>> START Text extract

1.11. TAPE NUMBER: VI, SIDE TWO
OCTOBER 23, 1993

FYFE
I've had difficulties with other clients. I started a house for a couple, Bill [William] and Dorothy Weers here in Woodstock [Illinois], and the two just wouldn't resolve any problem. They had a great many problems between them and they wouldn't solve them. It wasn't too far into the preliminary drawings when I had Bill come here, and I had a check ready to give him back all the fees so far. I just wanted out. The plan had a good principle involved. It was built for their elderly years with all main rooms on one floor. Upstairs was a space under a big roof for Dorothy, who's very intelligent and has files on everything. And downstairs, space opened out to a garden. Bill was a nurseryman and chemist. So the basement was Bill's and the attic was Dorothy's and they lived happily ever.
VALENTINE
It probably helped. Tell me about your life now. How is your retirement?
FYFE
We're both showing our age dramatically in the last two years. Losing memory. [Mary Fyfe enters room and joins conversation] Did you hear that question? MARY
FYFE
No.
FYFE
Repeat the question.
VALENTINE
I said, how's your retirement? Tell me about your life now. How did you meet Mary?
FYFE
Oh, that's interesting. When Mary was county superintendent of schools, as you know, Peggy and I had our first son, Beye [Fyfe]. So that's 1943. I'd come from Oak Park [Illinois], where we had a wonderful school system. Out here these were all one-room schoolhouses in the country and no kindergartens, so I took it upon myself to see the county superintendent of schools to talk about getting a kindergarten going. And the county superintendent of schools, flabbergasted by a layperson coming in to talk about schools, invited me out for coffee and Danish. And so that's how we first met. MARY
FYFE
And in just a few weeks I was invited for supper or lunch or something or other, [laughter] and that's when I first met Peg [Margaret Veuve Reeder Fyfe]. And we've known each other ever since. When Maggie asks you a question, I think you should answer. [laughter]
FYFE
Why, I did.

>> END Text extract
>> START Dataset entries

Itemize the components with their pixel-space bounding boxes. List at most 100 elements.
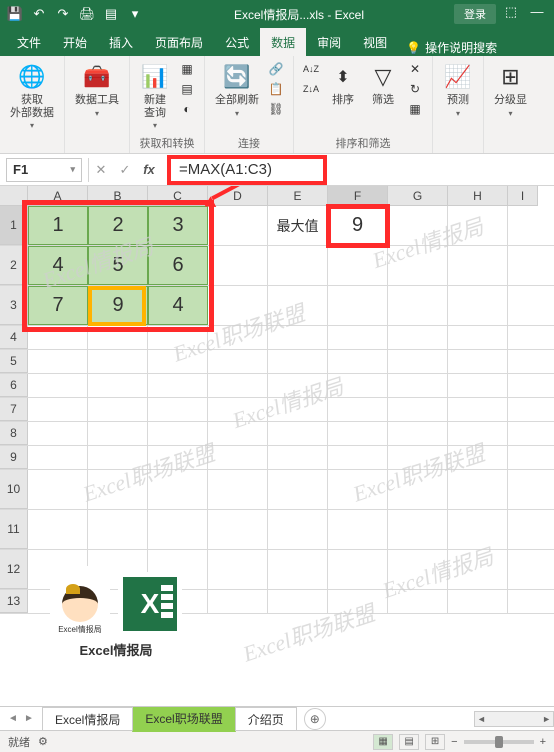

>> END Dataset entries
>> START Dataset entries

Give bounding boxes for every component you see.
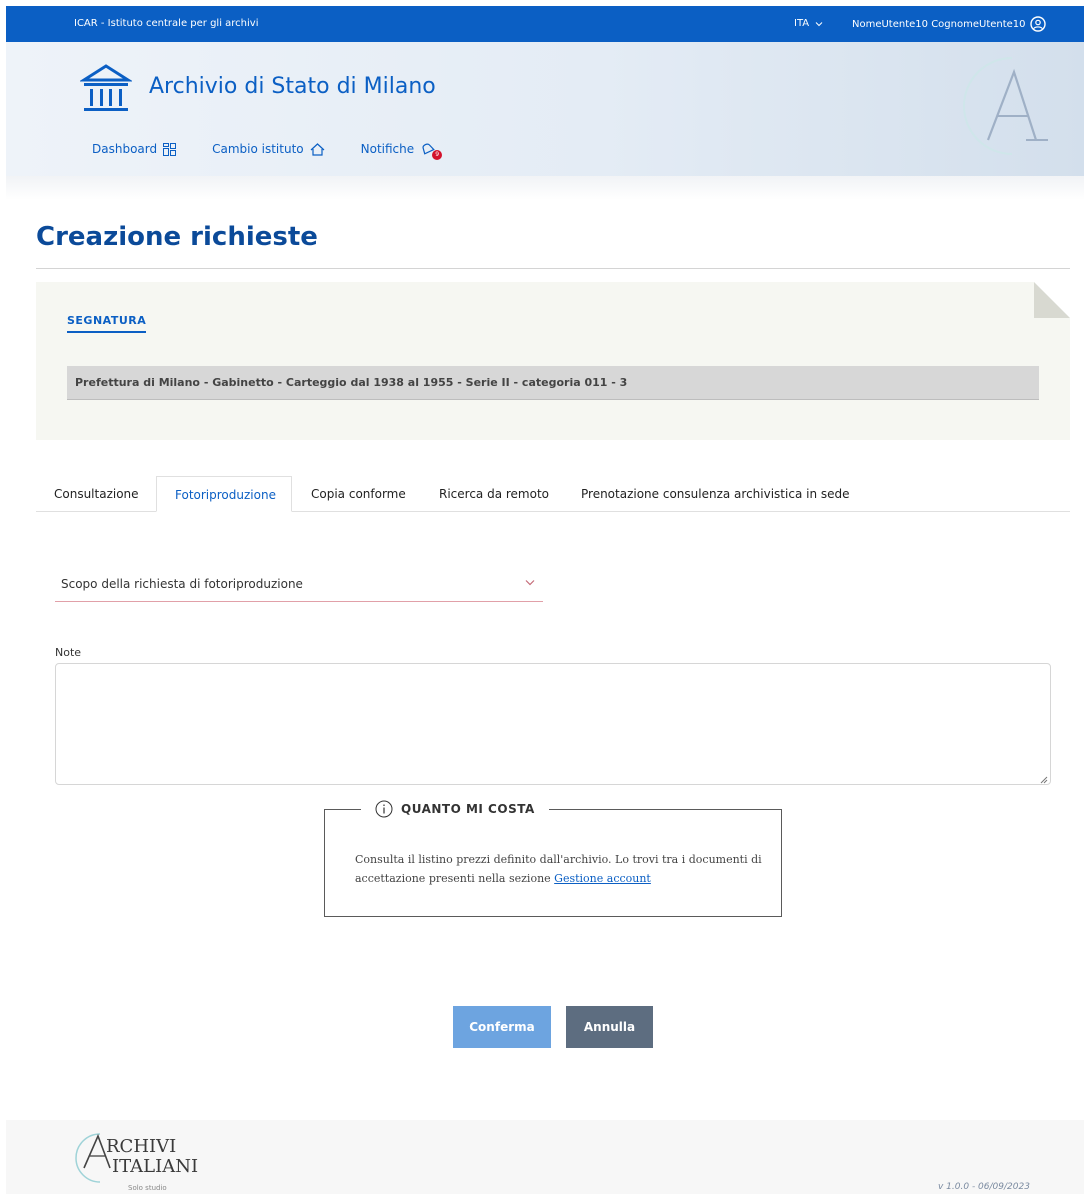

>> END Dataset entries

— Written tasks —
• a. From the interview transcript, copy the passage between "1.11. TAPE NUMBER: VI, SIDE" and "lived happily ever.", inclusive.
• b. According to the interview transcript, what was Bill Weers's occupation?
• c. Continue the interview transcript about Fyfe's clients and retirement from its final line.

— In response —
• a.
1.11. TAPE NUMBER: VI, SIDE TWO
OCTOBER 23, 1993

FYFE
I've had difficulties with other clients. I started a house for a couple, Bill [William] and Dorothy Weers here in Woodstock [Illinois], and the two just wouldn't resolve any problem. They had a great many problems between them and they wouldn't solve them. It wasn't too far into the preliminary drawings when I had Bill come here, and I had a check ready to give him back all the fees so far. I just wanted out. The plan had a good principle involved. It was built for their elderly years with all main rooms on one floor. Upstairs was a space under a big roof for Dorothy, who's very intelligent and has files on everything. And downstairs, space opened out to a garden. Bill was a nurseryman and chemist. So the basement was Bill's and the attic was Dorothy's and they lived happily ever.

• b. He was a nurseryman and chemist.

• c.
VALENTINE
[laughter] And then when Peggy died, you married Mary. And that was when?
FYFE
1984. July 3, 6--? MARY
FYFE
Eighth. [laughter]
FYFE
And Mary was a Quaker, so we had a Quaker ceremony, which you may know--or maybe you don't know. Nobody performs it. We just stood up in the middle of our meeting--we call a church service a meeting--and said our vows to each other and then we signed the marriage license. It's legal in Illinois.
VALENTINE
That's nice.
FYFE
And all the twenty people present signed a certificate of marriage. MARY
FYFE
And then we had a reception in a good friend's backyard, where they had arranged--wasn't just potluck--a wonderful meal. Then we moved here, a hundred miles away.
VALENTINE
What role does architecture play in your life today?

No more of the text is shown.